▶ **Task description**
Write out all the lines again, precisely as they stand, but without the images.
>> START
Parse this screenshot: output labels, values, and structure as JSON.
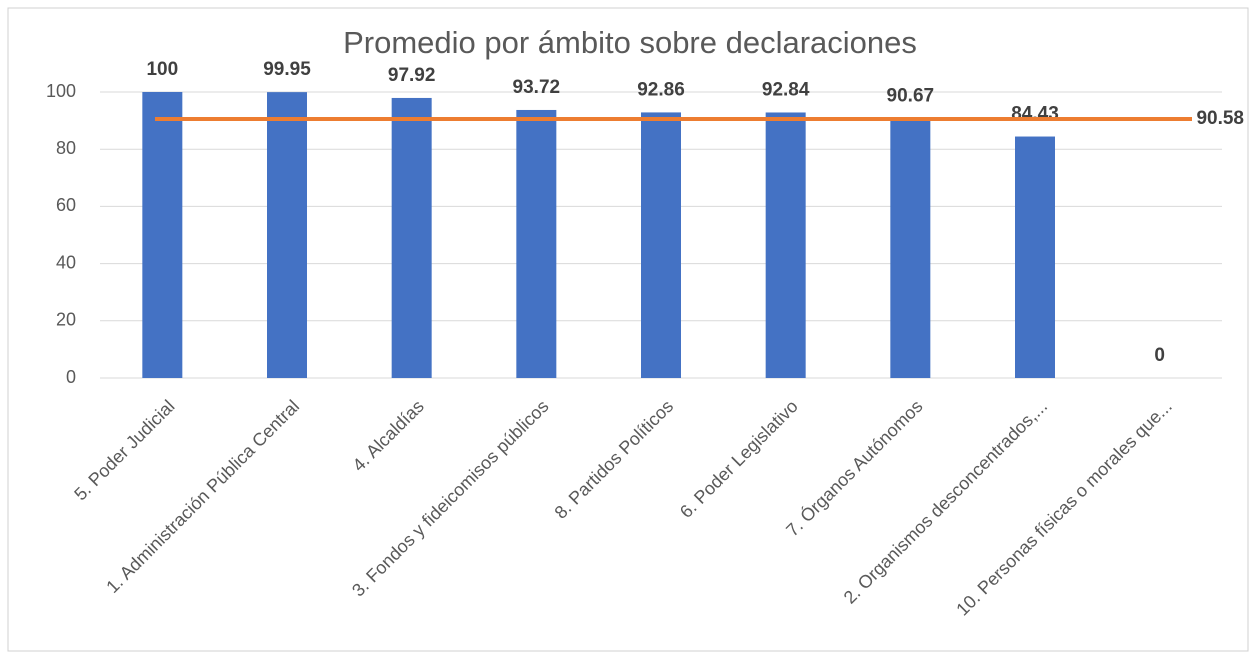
{
  "chart_data": {
    "type": "bar",
    "title": "Promedio por ámbito sobre declaraciones",
    "categories": [
      "5. Poder Judicial",
      "1. Administración Pública Central",
      "4. Alcaldías",
      "3. Fondos y fideicomisos públicos",
      "8. Partidos Políticos",
      "6. Poder Legislativo",
      "7. Órganos Autónomos",
      "2. Organismos desconcentrados,...",
      "10. Personas físicas o morales que..."
    ],
    "values": [
      100,
      99.95,
      97.92,
      93.72,
      92.86,
      92.84,
      90.67,
      84.43,
      0
    ],
    "color": "#4472c4",
    "reference_line": {
      "value": 90.58,
      "color": "#ed7d31"
    },
    "ylim": [
      0,
      100
    ],
    "yticks": [
      0,
      20,
      40,
      60,
      80,
      100
    ],
    "grid": true
  }
}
>> END
▶ **Exercise output**
Parse this screenshot: output labels, values, and structure as JSON.
{
  "chart_data": {
    "type": "bar",
    "title": "Promedio por ámbito sobre declaraciones",
    "categories": [
      "5. Poder Judicial",
      "1. Administración Pública Central",
      "4. Alcaldías",
      "3. Fondos y fideicomisos públicos",
      "8. Partidos Políticos",
      "6. Poder Legislativo",
      "7. Órganos Autónomos",
      "2. Organismos desconcentrados,...",
      "10. Personas físicas o morales que..."
    ],
    "values": [
      100,
      99.95,
      97.92,
      93.72,
      92.86,
      92.84,
      90.67,
      84.43,
      0
    ],
    "color": "#4472c4",
    "reference_line": {
      "value": 90.58,
      "color": "#ed7d31"
    },
    "ylim": [
      0,
      100
    ],
    "yticks": [
      0,
      20,
      40,
      60,
      80,
      100
    ],
    "grid": true
  }
}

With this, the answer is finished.